Given request: Look through the entries below and report how many lines hold the string "三为三让". Only the number is wanted.

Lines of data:
┌────────

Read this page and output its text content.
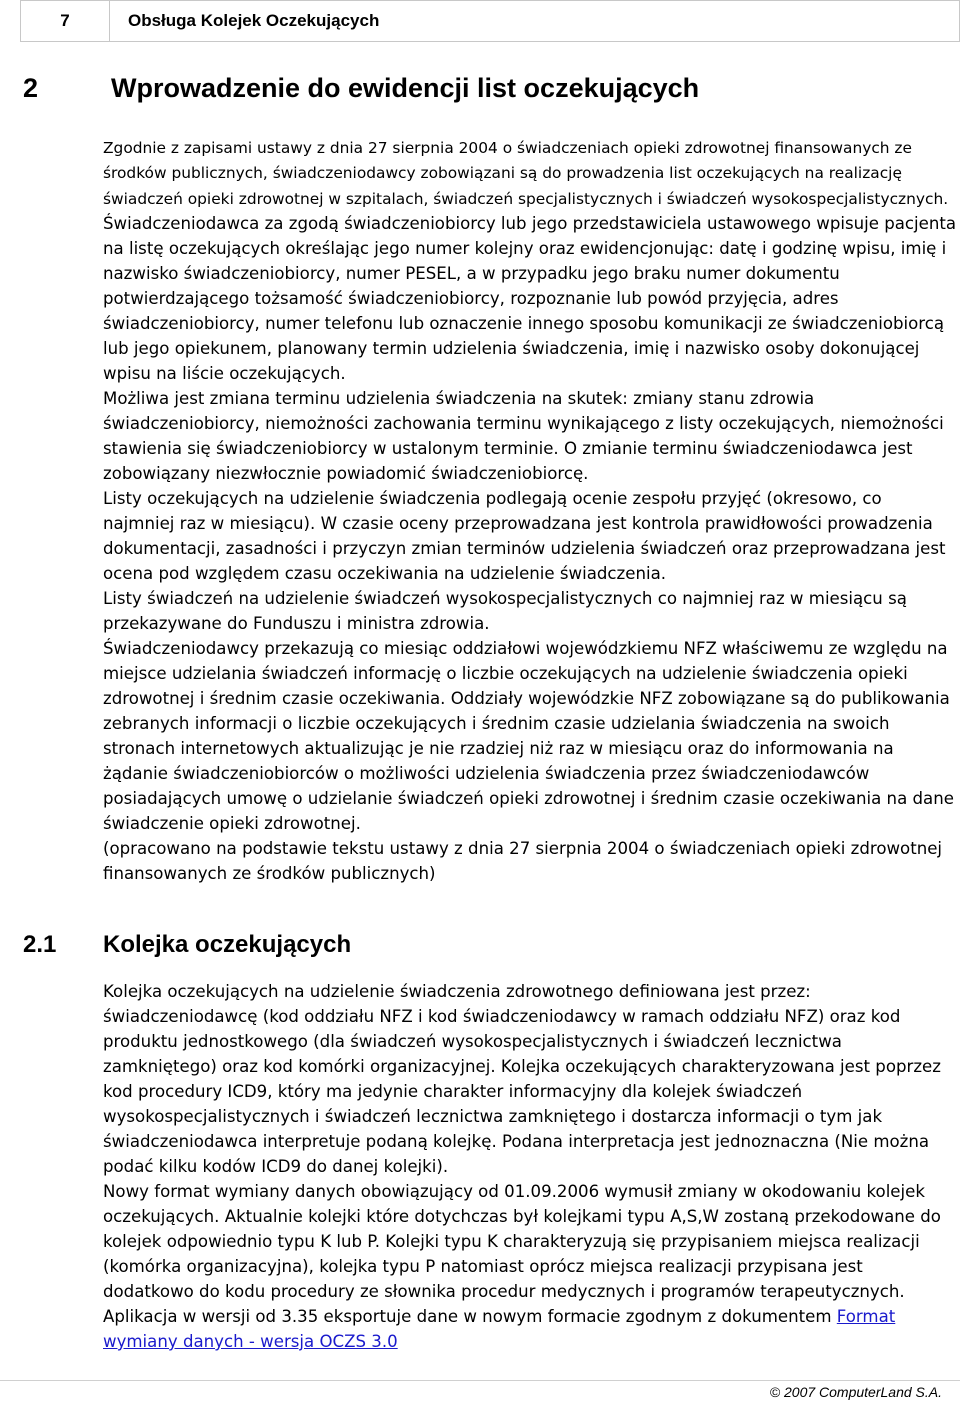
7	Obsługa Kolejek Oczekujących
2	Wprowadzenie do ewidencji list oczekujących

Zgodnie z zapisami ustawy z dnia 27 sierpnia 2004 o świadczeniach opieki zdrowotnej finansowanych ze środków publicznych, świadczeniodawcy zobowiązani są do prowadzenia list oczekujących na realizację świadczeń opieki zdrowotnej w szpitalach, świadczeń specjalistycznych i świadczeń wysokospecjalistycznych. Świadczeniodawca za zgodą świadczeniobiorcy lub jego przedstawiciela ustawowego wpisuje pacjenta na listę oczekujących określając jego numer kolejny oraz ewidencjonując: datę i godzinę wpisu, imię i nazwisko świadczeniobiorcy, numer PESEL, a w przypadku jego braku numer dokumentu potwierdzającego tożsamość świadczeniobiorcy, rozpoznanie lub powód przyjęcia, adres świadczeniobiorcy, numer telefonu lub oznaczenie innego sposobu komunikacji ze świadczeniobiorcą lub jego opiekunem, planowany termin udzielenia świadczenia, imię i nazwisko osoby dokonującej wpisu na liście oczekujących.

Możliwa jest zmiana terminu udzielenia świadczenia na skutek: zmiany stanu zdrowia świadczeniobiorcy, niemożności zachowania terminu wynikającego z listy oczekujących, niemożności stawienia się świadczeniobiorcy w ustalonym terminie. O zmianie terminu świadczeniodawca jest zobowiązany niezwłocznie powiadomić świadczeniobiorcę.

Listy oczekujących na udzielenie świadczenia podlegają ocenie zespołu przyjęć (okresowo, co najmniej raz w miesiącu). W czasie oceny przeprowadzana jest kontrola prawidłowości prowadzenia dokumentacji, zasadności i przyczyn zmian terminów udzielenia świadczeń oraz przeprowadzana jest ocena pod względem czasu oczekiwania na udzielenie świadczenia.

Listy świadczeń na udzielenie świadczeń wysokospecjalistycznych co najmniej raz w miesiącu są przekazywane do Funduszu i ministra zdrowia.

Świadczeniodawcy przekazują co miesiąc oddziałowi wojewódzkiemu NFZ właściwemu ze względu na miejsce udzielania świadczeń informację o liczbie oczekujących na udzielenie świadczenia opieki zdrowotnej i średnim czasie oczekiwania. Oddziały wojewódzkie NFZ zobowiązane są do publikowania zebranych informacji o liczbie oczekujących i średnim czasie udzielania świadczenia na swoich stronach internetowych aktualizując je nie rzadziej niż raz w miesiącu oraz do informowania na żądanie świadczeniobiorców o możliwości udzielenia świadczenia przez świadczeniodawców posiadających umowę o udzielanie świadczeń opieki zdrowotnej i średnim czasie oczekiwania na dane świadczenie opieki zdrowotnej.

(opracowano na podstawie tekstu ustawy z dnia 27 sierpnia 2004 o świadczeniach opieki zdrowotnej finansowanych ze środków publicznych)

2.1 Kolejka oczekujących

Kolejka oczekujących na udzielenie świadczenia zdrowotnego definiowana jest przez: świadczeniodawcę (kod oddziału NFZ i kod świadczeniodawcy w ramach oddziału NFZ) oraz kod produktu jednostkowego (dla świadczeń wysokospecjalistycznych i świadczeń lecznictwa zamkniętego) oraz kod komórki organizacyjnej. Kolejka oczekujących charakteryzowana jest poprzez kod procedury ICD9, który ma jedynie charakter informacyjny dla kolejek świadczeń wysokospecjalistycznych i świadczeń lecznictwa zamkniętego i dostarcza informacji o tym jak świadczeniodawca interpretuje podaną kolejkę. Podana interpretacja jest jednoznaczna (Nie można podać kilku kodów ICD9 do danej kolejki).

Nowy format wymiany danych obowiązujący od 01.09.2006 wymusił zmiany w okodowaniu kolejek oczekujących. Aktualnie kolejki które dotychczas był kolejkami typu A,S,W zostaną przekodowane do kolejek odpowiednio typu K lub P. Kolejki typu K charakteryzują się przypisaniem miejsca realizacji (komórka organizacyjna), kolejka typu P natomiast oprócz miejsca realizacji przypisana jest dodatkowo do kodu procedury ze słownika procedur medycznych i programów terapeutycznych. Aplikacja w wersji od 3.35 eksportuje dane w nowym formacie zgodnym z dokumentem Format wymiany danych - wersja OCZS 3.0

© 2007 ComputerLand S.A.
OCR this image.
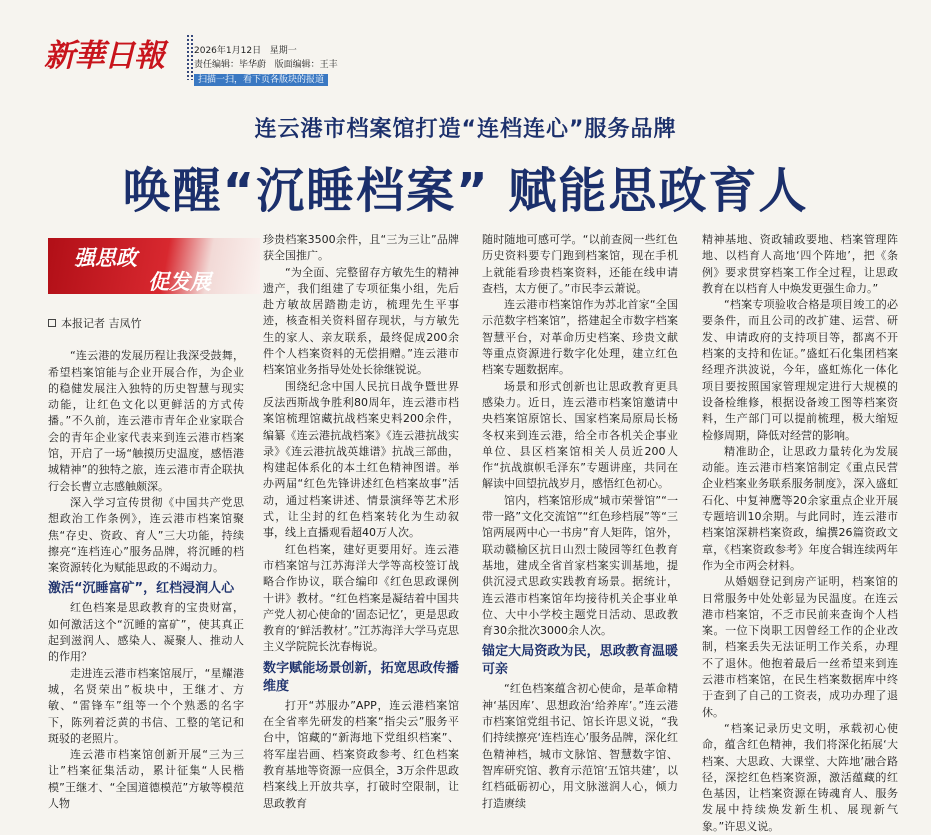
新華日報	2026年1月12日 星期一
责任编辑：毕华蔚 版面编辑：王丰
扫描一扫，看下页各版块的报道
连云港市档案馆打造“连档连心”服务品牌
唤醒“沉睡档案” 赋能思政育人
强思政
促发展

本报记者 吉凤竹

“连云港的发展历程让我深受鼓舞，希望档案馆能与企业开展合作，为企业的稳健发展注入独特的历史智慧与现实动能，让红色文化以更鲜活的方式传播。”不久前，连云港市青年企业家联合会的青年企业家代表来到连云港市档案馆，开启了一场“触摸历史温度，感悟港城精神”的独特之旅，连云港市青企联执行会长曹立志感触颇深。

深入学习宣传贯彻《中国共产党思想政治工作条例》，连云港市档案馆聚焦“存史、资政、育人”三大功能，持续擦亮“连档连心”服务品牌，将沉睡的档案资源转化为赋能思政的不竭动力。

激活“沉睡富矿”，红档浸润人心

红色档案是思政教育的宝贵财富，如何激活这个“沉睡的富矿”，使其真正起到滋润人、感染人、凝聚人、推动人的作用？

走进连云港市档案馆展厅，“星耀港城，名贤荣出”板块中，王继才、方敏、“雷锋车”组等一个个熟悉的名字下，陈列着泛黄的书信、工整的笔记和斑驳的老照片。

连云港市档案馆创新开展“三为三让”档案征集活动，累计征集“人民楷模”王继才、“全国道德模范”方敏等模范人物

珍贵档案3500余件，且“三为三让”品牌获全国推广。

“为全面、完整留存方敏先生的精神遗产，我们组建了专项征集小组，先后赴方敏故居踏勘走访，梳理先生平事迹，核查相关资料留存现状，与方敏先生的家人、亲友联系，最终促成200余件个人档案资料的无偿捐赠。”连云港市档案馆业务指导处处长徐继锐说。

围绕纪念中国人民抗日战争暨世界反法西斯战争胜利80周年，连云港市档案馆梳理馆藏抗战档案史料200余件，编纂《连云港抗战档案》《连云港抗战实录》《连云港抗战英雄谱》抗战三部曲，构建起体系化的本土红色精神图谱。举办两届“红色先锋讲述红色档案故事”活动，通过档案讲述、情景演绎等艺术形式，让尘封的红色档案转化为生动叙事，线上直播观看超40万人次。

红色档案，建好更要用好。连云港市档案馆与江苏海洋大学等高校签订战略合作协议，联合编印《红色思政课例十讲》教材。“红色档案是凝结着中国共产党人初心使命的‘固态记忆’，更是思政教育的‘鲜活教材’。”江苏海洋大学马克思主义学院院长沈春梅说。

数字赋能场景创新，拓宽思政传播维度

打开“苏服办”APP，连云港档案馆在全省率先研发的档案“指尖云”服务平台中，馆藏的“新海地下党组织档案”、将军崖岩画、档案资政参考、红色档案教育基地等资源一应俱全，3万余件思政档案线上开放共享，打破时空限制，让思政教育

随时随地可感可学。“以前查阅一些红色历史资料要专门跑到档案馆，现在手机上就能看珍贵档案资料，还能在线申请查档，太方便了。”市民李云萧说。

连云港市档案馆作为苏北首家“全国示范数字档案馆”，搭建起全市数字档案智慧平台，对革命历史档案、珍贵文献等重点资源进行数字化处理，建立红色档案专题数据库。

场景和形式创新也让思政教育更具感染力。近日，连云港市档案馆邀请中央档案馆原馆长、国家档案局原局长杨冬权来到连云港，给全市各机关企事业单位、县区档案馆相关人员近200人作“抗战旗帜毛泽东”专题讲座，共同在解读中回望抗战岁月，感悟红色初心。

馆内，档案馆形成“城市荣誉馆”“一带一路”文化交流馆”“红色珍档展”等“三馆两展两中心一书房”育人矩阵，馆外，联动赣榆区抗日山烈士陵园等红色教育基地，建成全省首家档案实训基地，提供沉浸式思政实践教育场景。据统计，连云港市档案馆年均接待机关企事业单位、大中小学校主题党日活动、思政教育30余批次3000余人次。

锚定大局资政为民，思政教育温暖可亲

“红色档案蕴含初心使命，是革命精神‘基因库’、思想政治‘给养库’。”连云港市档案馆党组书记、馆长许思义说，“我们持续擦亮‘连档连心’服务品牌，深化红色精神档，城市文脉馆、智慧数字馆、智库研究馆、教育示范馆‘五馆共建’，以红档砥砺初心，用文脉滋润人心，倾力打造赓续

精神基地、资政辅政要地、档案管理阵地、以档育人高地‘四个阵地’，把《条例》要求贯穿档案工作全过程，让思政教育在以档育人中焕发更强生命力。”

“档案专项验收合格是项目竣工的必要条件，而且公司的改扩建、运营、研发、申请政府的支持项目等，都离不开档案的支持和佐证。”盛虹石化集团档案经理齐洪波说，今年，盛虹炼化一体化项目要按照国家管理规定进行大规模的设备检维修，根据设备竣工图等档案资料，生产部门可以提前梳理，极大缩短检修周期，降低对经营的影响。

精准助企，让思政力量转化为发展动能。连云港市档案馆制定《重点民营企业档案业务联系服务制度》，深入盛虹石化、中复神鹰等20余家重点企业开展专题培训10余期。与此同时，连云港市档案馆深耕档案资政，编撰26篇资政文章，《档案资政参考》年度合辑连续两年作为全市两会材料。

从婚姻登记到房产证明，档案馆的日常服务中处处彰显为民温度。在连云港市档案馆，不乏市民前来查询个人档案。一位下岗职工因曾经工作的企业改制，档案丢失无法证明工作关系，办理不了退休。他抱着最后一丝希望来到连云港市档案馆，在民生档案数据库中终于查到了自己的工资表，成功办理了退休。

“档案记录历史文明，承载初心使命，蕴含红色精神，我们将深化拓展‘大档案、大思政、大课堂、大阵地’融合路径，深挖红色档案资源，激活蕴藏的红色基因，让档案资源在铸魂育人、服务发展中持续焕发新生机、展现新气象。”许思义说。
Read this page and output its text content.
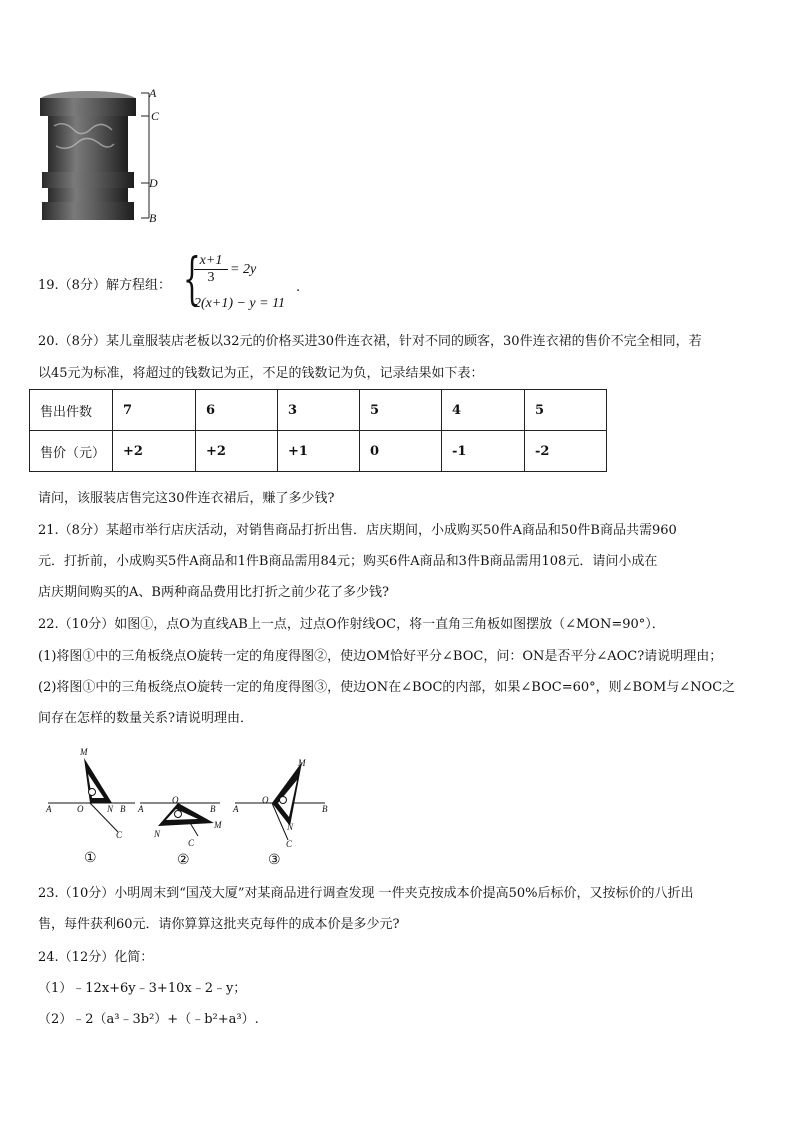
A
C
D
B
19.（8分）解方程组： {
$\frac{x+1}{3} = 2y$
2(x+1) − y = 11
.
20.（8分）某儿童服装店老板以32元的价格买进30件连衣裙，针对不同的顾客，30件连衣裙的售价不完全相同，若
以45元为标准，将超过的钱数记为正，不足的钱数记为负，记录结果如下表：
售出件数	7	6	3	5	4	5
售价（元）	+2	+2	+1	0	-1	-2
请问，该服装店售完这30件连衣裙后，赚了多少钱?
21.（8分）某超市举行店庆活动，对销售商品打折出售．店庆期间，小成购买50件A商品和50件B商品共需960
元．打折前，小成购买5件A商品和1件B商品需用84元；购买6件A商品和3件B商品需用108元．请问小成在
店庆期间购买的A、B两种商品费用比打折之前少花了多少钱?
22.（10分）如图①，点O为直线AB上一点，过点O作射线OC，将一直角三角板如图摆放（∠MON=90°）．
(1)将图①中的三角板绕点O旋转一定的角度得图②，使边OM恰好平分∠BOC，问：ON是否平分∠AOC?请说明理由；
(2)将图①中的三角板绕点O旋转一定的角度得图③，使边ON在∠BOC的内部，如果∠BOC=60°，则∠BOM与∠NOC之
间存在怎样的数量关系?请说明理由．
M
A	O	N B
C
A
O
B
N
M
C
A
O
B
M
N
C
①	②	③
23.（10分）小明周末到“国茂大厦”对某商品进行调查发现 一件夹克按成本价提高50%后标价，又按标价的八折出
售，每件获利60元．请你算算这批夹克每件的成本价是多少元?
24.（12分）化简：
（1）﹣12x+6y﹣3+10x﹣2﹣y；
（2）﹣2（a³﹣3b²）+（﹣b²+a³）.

└────────

Written solution: 2